━━━ Information supplied ━━━

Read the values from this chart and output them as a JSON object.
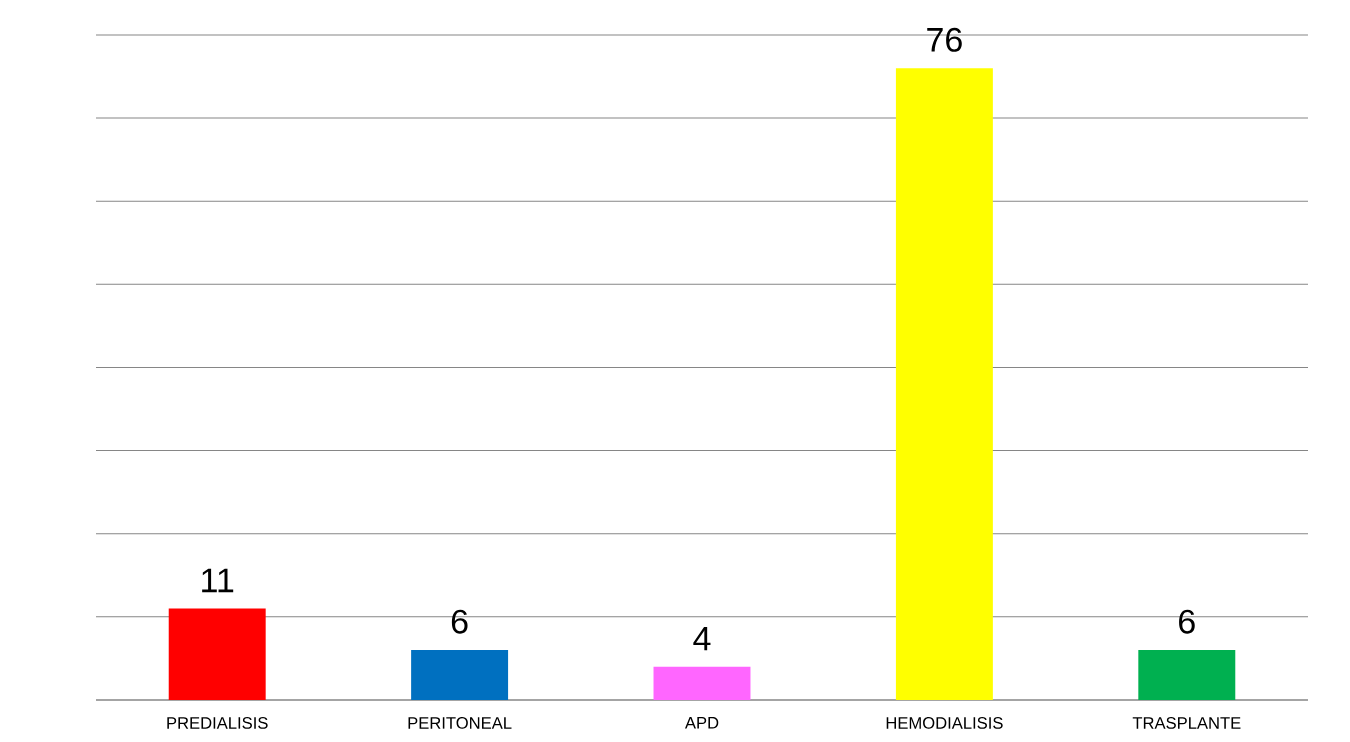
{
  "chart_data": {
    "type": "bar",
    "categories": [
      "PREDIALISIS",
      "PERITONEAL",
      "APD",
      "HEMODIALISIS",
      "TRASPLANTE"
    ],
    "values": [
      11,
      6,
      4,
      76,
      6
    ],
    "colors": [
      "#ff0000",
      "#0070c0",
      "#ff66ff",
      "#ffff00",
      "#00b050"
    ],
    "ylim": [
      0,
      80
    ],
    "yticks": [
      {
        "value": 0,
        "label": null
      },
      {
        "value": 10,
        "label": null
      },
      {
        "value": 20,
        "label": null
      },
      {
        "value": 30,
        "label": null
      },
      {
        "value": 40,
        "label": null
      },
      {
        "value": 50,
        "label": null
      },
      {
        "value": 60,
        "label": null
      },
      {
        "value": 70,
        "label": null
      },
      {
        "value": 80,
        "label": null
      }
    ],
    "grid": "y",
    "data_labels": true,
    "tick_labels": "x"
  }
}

━━━

Write every entry out again exactly, dropping the pictures.

Read the values from this chart and output them as a JSON object.
{
  "chart_data": {
    "type": "bar",
    "categories": [
      "PREDIALISIS",
      "PERITONEAL",
      "APD",
      "HEMODIALISIS",
      "TRASPLANTE"
    ],
    "values": [
      11,
      6,
      4,
      76,
      6
    ],
    "colors": [
      "#ff0000",
      "#0070c0",
      "#ff66ff",
      "#ffff00",
      "#00b050"
    ],
    "ylim": [
      0,
      80
    ],
    "yticks": [
      {
        "value": 0,
        "label": null
      },
      {
        "value": 10,
        "label": null
      },
      {
        "value": 20,
        "label": null
      },
      {
        "value": 30,
        "label": null
      },
      {
        "value": 40,
        "label": null
      },
      {
        "value": 50,
        "label": null
      },
      {
        "value": 60,
        "label": null
      },
      {
        "value": 70,
        "label": null
      },
      {
        "value": 80,
        "label": null
      }
    ],
    "grid": "y",
    "data_labels": true,
    "tick_labels": "x"
  }
}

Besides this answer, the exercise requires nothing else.